* DOCUMENTO FUENTE:
····················

JOSE ALBERTO OLIVAR –
Lo que comúnmente se conoce como la dictadura de Marcos Pérez Jiménez, no fue otra cosa que la primera experiencia de gobierno corporativo asumido por las Fuerzas Armadas en Venezuela, durante el decenio 1948-1958. De acuerdo a los preceptos teóricos del historiador Amos Perlmutter, el espíritu de cuerpo que da cohesión a los integrantes de la institución militar está fundamentado en la percepción que tienen los oficiales profesionales de sí mismos sobre el elevado papel a cumplir dentro de la sociedad.
Ese actuar corporativista en la que los jefes militares de la década de los cincuenta se asumían como primus inter pares, en su propósito de gobernar en común acuerdo y poner en práctica su versión en torno al proyecto de modernización requerido para Venezuela, comenzó a ser desestimado por Pérez Jiménez a medida que sus acólitos le hicieron creer que él era el único jefe del país, tal como había sido bajo la dictadura del general Juan Vicente Gómez (1908-1935).
Llegado el año 1957, último del período prescrito en la Constitución de bolsillo, elaborada por una espuria Asamblea Nacional Constituyente en 1953, todo indicaba que la dictadura militar las tenía todas consigo para prolongar su hegemonía. El miedo y el inmovilismo social inducido por los esbirros del régimen así lo confirmaban.
No obstante, aquel estado de postración en la que parecía sumido el país se vio alterado, cuando un conjunto de condiciones de orden interno y externo conmovieron aquel impertérrito escenario. La vocación de libertad de los venezolanos se puso a prueba, al darse a conocer la decisión del dictador en turno de saltarse su propia constitución y establecer la figura de un PLEBISCITO en que sólo él tendría participación.
Aquello no solo fue una burla para la sociedad venezolana, sino un desaire para sus camaradas de armas que veían como el supuesto gobierno de las Fuerzas Armadas devenía en un régimen policíaco que irrespetaba la preponderancia de sus principales sostenedores. De manera que la unidad militar de los cuadros altos y medios se fracturó de forma insalvable, pese a que Pérez Jiménez logró consumar su maniobra, recurriendo al fraude electoral el 15 de diciembre de 1957. A las pocas semanas se exteriorizaron las contradicciones internas, azuzada por la rebelión ciudadana contra la dictadura que condujo al 23 de enero de 1958, el cual fue la puntillada final que buscó lavar el honor de la institución castrense y abrir las puertas a una transición política negociada con las principales fuerzas vivas del país.
Sesenta años después los venezolanos nos encontramos en una nueva encrucijada, donde si bien no hay lugar a la manida tendencia de ver repeticiones históricas inverosímiles, si podemos establecer algunas similitudes que nos pueden servir de parámetro para guiar nuestra actuación en el presente y futuro inmediato.

····················

* DATOS PROPORCIONADOS:

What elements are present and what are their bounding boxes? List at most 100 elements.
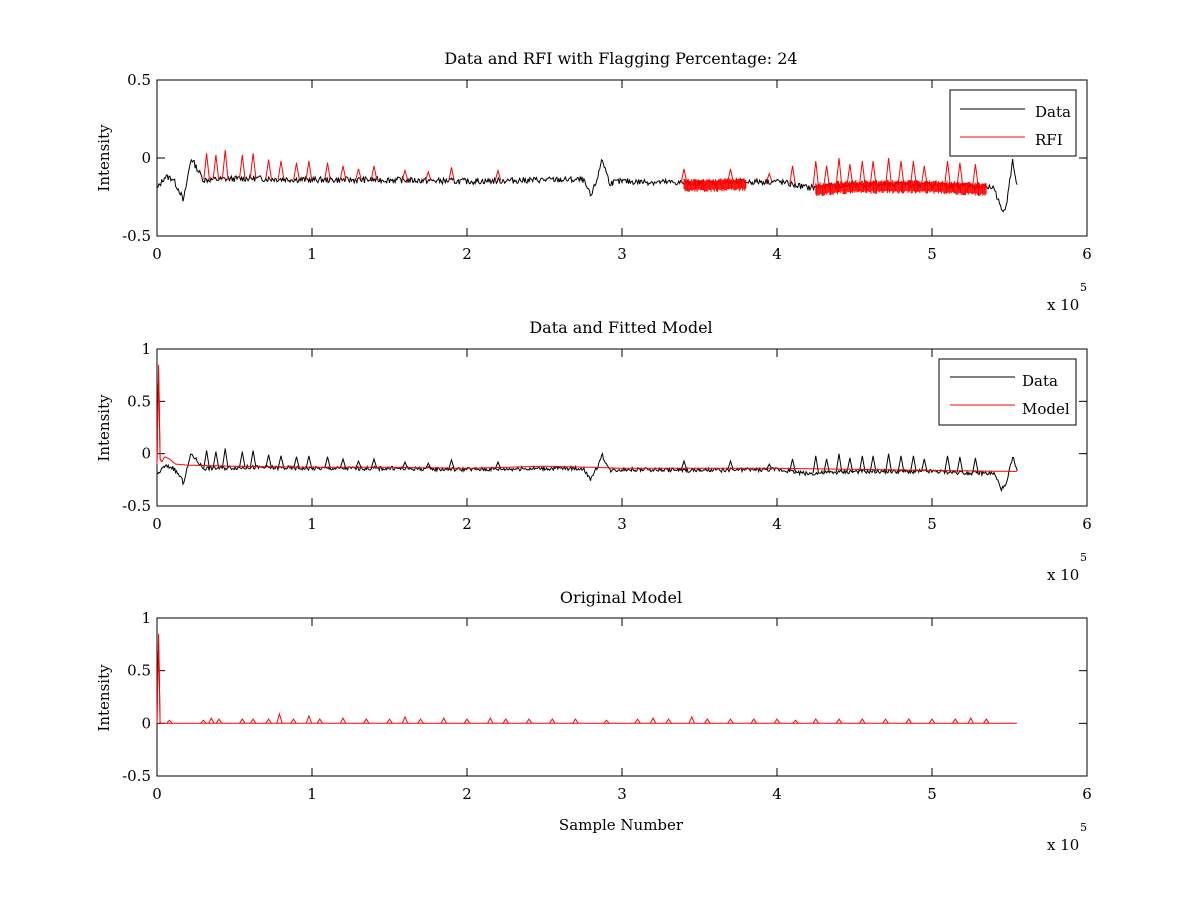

····················

Transcribe literalmente el pasaje del texto sobre la dictadura de Pérez Jiménez que va entre "Llegado el año" y "él tendría participación.", ambos incluidos.

* SOLUCIÓN DESARROLLADA:
Llegado el año 1957, último del período prescrito en la Constitución de bolsillo, elaborada por una espuria Asamblea Nacional Constituyente en 1953, todo indicaba que la dictadura militar las tenía todas consigo para prolongar su hegemonía. El miedo y el inmovilismo social inducido por los esbirros del régimen así lo confirmaban.
No obstante, aquel estado de postración en la que parecía sumido el país se vio alterado, cuando un conjunto de condiciones de orden interno y externo conmovieron aquel impertérrito escenario. La vocación de libertad de los venezolanos se puso a prueba, al darse a conocer la decisión del dictador en turno de saltarse su propia constitución y establecer la figura de un PLEBISCITO en que sólo él tendría participación.